## Task objective
Below are some entries. Copy each line that holds the string "способъ".

## Records supplied
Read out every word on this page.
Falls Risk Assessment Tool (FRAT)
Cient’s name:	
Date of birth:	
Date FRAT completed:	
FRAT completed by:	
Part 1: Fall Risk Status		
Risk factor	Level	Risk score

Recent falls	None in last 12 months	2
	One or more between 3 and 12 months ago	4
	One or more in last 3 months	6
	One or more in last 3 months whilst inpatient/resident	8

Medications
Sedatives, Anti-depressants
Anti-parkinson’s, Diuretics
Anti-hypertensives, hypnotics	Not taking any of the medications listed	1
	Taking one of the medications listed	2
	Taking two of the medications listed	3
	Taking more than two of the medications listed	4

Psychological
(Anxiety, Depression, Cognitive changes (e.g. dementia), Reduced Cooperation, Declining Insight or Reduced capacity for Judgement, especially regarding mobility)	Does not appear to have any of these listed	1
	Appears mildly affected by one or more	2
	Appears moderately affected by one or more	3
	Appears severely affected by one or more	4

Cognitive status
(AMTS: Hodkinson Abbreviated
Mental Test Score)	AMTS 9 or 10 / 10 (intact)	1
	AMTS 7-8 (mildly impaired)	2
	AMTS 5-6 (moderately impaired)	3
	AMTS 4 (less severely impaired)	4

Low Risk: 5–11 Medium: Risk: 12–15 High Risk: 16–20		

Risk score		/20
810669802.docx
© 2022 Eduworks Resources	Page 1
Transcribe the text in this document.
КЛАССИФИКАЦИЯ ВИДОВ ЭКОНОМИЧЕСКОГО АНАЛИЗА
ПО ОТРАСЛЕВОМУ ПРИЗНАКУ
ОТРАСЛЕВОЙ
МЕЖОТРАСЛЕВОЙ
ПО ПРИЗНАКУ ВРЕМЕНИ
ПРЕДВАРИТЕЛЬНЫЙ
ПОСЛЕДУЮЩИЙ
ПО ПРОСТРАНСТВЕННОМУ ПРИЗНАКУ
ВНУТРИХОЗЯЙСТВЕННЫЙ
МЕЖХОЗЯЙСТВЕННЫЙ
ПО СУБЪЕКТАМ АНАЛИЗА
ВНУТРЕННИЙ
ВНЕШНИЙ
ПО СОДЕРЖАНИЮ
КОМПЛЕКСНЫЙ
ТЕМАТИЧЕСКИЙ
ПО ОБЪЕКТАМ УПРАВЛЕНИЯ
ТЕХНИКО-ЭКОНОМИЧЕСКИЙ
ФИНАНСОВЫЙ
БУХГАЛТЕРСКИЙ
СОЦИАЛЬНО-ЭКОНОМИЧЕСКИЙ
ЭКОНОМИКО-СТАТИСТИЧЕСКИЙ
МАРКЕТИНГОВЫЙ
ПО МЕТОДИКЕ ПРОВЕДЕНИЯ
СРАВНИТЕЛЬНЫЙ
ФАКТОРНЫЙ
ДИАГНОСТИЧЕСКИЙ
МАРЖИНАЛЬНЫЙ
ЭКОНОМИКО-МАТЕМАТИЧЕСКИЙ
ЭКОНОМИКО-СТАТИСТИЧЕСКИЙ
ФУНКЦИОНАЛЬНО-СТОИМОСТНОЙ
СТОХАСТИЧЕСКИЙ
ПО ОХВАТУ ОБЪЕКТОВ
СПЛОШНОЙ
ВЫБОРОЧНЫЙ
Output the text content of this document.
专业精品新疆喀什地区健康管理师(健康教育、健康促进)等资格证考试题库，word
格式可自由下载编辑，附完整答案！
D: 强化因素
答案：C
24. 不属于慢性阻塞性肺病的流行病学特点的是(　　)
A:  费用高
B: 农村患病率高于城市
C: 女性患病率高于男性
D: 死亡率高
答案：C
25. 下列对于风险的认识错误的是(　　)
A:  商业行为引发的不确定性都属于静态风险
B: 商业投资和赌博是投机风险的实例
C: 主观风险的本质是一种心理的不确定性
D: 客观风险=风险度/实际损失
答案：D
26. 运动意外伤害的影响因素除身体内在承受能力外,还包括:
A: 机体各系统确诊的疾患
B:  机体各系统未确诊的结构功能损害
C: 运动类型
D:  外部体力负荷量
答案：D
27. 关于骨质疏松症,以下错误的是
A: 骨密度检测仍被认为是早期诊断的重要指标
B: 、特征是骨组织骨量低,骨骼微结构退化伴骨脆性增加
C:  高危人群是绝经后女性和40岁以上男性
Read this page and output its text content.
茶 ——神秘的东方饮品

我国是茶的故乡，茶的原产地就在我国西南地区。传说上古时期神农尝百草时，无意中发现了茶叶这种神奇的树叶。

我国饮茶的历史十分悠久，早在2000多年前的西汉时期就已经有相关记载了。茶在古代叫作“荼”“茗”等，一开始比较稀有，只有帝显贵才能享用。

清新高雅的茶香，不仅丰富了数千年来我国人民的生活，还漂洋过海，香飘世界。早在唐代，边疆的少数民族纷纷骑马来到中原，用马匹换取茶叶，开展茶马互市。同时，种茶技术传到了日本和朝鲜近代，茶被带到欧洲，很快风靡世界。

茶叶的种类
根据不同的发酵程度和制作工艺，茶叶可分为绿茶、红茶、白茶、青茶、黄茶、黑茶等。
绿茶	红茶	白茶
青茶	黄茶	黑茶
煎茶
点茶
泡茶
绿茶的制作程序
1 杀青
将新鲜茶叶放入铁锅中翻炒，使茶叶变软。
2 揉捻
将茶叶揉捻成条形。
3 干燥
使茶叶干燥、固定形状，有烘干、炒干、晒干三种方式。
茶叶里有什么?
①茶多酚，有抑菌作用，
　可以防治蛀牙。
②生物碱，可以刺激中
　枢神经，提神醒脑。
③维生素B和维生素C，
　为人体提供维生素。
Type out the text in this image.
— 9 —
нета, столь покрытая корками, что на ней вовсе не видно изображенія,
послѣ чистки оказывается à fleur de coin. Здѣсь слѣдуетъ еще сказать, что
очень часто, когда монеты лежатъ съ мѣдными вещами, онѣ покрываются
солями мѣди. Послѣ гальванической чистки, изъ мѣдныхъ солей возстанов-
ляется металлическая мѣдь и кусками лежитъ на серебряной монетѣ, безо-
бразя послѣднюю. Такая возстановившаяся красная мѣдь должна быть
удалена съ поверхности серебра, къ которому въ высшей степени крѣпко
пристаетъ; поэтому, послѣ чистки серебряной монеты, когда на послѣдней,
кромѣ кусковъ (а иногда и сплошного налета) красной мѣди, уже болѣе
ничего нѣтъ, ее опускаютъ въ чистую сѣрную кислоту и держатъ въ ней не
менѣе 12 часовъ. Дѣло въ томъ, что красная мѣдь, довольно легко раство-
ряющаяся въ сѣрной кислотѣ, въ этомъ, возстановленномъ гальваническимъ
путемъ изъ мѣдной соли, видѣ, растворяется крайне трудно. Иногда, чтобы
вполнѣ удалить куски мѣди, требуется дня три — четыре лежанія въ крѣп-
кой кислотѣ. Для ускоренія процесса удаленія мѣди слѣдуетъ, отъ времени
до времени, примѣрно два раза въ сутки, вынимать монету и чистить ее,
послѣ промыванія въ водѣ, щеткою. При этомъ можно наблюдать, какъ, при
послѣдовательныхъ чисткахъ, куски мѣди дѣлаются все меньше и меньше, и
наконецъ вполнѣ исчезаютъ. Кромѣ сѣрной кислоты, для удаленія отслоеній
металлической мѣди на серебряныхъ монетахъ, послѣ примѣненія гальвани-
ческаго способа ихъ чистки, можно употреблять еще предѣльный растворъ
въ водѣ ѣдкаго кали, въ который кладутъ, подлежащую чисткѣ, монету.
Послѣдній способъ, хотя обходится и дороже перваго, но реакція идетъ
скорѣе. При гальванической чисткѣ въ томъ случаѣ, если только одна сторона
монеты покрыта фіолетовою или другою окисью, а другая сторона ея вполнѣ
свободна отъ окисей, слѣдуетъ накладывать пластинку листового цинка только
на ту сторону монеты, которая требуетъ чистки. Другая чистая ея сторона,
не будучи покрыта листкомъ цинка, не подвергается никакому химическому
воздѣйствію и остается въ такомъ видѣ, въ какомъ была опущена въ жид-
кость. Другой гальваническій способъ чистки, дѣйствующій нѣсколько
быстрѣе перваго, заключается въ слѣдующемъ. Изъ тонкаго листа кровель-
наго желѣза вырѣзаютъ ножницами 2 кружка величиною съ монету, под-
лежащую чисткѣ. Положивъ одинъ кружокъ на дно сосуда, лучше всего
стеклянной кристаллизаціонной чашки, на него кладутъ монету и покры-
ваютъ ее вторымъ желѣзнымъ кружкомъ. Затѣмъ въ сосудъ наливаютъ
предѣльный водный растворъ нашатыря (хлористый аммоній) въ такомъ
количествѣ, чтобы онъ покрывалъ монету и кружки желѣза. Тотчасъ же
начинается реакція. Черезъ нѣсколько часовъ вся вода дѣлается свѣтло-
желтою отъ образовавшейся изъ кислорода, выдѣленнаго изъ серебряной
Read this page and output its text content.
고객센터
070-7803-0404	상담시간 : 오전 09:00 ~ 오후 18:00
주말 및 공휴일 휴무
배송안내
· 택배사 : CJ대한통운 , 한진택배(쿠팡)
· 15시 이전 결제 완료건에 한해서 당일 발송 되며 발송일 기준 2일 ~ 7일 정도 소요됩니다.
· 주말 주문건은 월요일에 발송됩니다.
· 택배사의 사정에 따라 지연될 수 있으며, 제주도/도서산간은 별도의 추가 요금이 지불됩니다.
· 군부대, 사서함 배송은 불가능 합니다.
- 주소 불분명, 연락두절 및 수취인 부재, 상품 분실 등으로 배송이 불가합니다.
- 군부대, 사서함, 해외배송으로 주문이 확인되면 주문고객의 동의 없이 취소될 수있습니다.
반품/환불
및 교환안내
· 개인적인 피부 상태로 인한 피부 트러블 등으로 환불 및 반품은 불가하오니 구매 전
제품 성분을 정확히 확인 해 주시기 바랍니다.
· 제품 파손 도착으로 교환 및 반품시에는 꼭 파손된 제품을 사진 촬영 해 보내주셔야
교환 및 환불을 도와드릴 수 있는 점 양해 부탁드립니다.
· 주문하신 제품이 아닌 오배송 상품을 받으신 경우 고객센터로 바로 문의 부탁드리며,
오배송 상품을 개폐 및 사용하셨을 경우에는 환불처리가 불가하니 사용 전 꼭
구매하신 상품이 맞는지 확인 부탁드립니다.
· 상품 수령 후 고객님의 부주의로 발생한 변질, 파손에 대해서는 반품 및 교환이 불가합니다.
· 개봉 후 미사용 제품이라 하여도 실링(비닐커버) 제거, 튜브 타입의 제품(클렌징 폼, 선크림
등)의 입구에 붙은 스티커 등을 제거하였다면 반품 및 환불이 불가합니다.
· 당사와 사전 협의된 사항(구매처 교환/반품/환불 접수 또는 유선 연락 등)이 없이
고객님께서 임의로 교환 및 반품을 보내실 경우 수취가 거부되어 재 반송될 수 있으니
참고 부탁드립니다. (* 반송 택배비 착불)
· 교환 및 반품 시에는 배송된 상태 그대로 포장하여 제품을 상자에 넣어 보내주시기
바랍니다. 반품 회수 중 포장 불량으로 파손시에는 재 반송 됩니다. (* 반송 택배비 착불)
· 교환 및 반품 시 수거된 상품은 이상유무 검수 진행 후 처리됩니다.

## Answer to this problem
Послѣдній способъ, хотя обходится и дороже перваго, но реакція идетъ
кость. Другой гальваническій способъ чистки, дѣйствующій нѣсколько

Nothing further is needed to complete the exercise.